Data records:
● ● ● ●

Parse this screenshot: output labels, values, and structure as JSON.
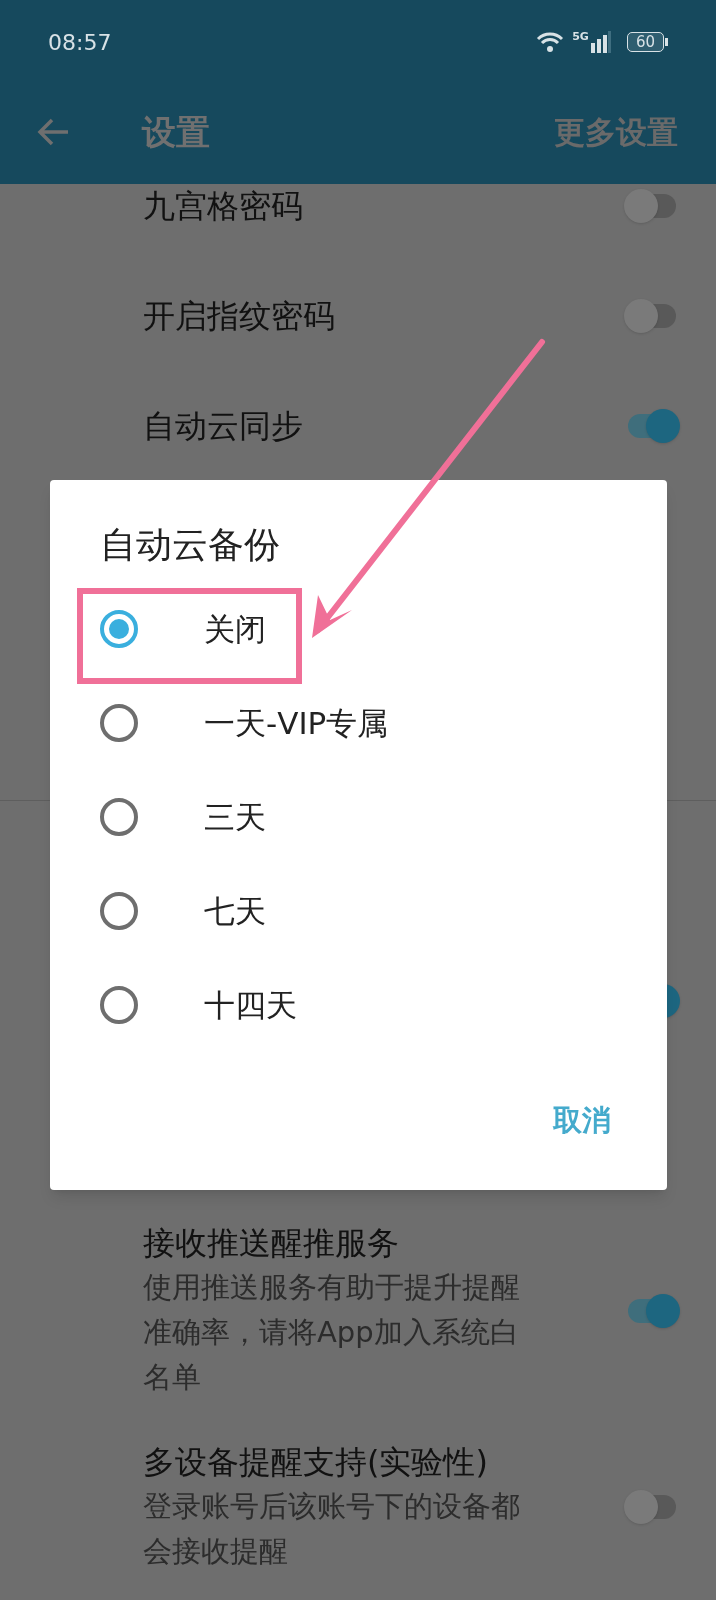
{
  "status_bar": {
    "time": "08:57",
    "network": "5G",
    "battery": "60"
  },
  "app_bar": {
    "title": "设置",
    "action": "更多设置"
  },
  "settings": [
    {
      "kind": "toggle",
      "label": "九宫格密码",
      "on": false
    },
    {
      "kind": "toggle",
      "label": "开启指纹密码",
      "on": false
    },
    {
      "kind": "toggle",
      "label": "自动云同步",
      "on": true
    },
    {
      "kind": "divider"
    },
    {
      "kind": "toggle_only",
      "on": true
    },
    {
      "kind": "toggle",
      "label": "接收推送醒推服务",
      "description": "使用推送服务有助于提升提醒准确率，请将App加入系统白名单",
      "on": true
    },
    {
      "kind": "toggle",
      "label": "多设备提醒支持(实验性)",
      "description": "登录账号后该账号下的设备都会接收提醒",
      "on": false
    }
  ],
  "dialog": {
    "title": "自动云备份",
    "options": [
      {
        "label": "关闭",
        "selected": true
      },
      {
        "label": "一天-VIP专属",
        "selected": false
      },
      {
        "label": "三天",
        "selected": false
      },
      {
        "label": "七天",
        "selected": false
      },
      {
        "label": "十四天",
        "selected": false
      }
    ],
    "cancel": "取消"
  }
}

● ● ● ●

Task statement: Restate the whole listing above exactly, except for its images.

Response to the exercise:
Parse this screenshot: output labels, values, and structure as JSON.
{
  "status_bar": {
    "time": "08:57",
    "network": "5G",
    "battery": "60"
  },
  "app_bar": {
    "title": "设置",
    "action": "更多设置"
  },
  "settings": [
    {
      "kind": "toggle",
      "label": "九宫格密码",
      "on": false
    },
    {
      "kind": "toggle",
      "label": "开启指纹密码",
      "on": false
    },
    {
      "kind": "toggle",
      "label": "自动云同步",
      "on": true
    },
    {
      "kind": "divider"
    },
    {
      "kind": "toggle_only",
      "on": true
    },
    {
      "kind": "toggle",
      "label": "接收推送醒推服务",
      "description": "使用推送服务有助于提升提醒准确率，请将App加入系统白名单",
      "on": true
    },
    {
      "kind": "toggle",
      "label": "多设备提醒支持(实验性)",
      "description": "登录账号后该账号下的设备都会接收提醒",
      "on": false
    }
  ],
  "dialog": {
    "title": "自动云备份",
    "options": [
      {
        "label": "关闭",
        "selected": true
      },
      {
        "label": "一天-VIP专属",
        "selected": false
      },
      {
        "label": "三天",
        "selected": false
      },
      {
        "label": "七天",
        "selected": false
      },
      {
        "label": "十四天",
        "selected": false
      }
    ],
    "cancel": "取消"
  }
}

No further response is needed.